- _EXERCISE DIRECTIONS_
Reproduce the listing below exactly, minus its pictures.

** start of TASK INPUTS **

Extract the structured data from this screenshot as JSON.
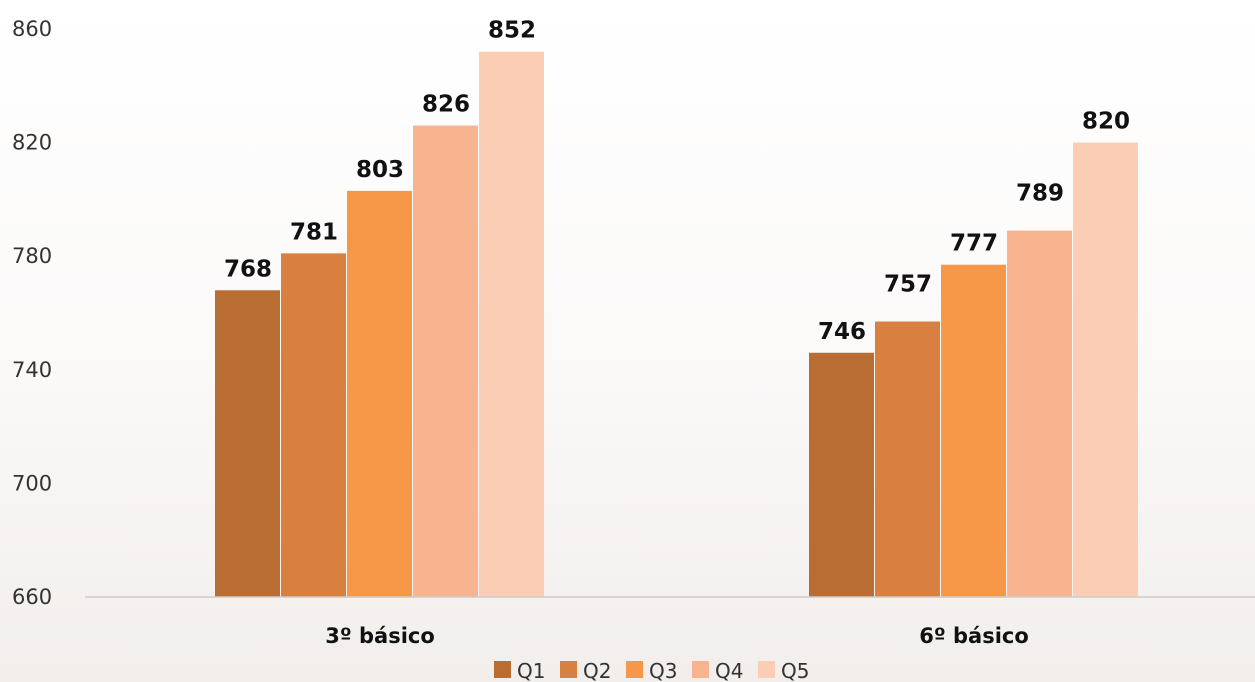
{
  "chart_data": {
    "type": "bar",
    "categories": [
      "3º básico",
      "6º básico"
    ],
    "series": [
      {
        "name": "Q1",
        "values": [
          768,
          746
        ],
        "color": "#b96d33"
      },
      {
        "name": "Q2",
        "values": [
          781,
          757
        ],
        "color": "#d98040"
      },
      {
        "name": "Q3",
        "values": [
          803,
          777
        ],
        "color": "#f69848"
      },
      {
        "name": "Q4",
        "values": [
          826,
          789
        ],
        "color": "#f8b48e"
      },
      {
        "name": "Q5",
        "values": [
          852,
          820
        ],
        "color": "#fbcdb5"
      }
    ],
    "ylim": [
      660,
      860
    ],
    "yticks": [
      660,
      700,
      740,
      780,
      820,
      860
    ],
    "ytick_labels": [
      "660",
      "700",
      "740",
      "780",
      "820",
      "860"
    ],
    "data_labels": true,
    "grid": false,
    "legend": "bottom",
    "title": "",
    "xlabel": "",
    "ylabel": ""
  }
}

** end of TASK INPUTS **

- _FULL RESPONSE_
Extract the structured data from this screenshot as JSON.
{
  "chart_data": {
    "type": "bar",
    "categories": [
      "3º básico",
      "6º básico"
    ],
    "series": [
      {
        "name": "Q1",
        "values": [
          768,
          746
        ],
        "color": "#b96d33"
      },
      {
        "name": "Q2",
        "values": [
          781,
          757
        ],
        "color": "#d98040"
      },
      {
        "name": "Q3",
        "values": [
          803,
          777
        ],
        "color": "#f69848"
      },
      {
        "name": "Q4",
        "values": [
          826,
          789
        ],
        "color": "#f8b48e"
      },
      {
        "name": "Q5",
        "values": [
          852,
          820
        ],
        "color": "#fbcdb5"
      }
    ],
    "ylim": [
      660,
      860
    ],
    "yticks": [
      660,
      700,
      740,
      780,
      820,
      860
    ],
    "ytick_labels": [
      "660",
      "700",
      "740",
      "780",
      "820",
      "860"
    ],
    "data_labels": true,
    "grid": false,
    "legend": "bottom",
    "title": "",
    "xlabel": "",
    "ylabel": ""
  }
}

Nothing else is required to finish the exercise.